--- DATA RECORDS ---
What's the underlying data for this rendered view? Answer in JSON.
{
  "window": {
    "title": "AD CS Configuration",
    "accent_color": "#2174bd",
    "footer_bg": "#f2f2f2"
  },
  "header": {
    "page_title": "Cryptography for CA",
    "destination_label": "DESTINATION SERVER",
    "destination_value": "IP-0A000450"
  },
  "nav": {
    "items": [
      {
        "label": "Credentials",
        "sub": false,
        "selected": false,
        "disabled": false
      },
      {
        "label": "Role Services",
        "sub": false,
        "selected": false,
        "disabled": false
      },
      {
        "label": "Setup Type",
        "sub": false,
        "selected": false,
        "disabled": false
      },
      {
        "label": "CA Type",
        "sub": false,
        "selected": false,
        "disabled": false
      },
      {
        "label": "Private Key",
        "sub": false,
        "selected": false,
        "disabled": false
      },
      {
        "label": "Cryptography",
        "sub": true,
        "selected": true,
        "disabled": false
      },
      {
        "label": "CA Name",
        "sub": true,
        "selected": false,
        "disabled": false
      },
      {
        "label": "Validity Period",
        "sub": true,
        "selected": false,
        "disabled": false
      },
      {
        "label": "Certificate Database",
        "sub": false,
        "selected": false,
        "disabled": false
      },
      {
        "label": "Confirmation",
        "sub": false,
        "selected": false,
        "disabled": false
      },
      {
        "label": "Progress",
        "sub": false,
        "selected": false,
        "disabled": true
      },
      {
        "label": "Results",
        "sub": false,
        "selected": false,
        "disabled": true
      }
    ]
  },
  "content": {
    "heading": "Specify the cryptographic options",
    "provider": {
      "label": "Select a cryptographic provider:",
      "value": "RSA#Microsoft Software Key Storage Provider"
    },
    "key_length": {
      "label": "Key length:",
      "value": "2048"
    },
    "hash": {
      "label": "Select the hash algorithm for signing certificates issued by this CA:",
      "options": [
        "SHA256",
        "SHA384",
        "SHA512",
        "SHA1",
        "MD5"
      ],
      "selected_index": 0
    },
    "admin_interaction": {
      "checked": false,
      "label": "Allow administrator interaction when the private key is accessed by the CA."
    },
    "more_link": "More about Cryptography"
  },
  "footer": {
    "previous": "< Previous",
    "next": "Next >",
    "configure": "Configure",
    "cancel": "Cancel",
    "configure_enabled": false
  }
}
---
TASK TO CARRY OUT:
Locate the word "hash" in the records and collect each line it appears in.

WRITTEN ANSWER:
    "hash": {
      "label": "Select the hash algorithm for signing certificates issued by this CA:",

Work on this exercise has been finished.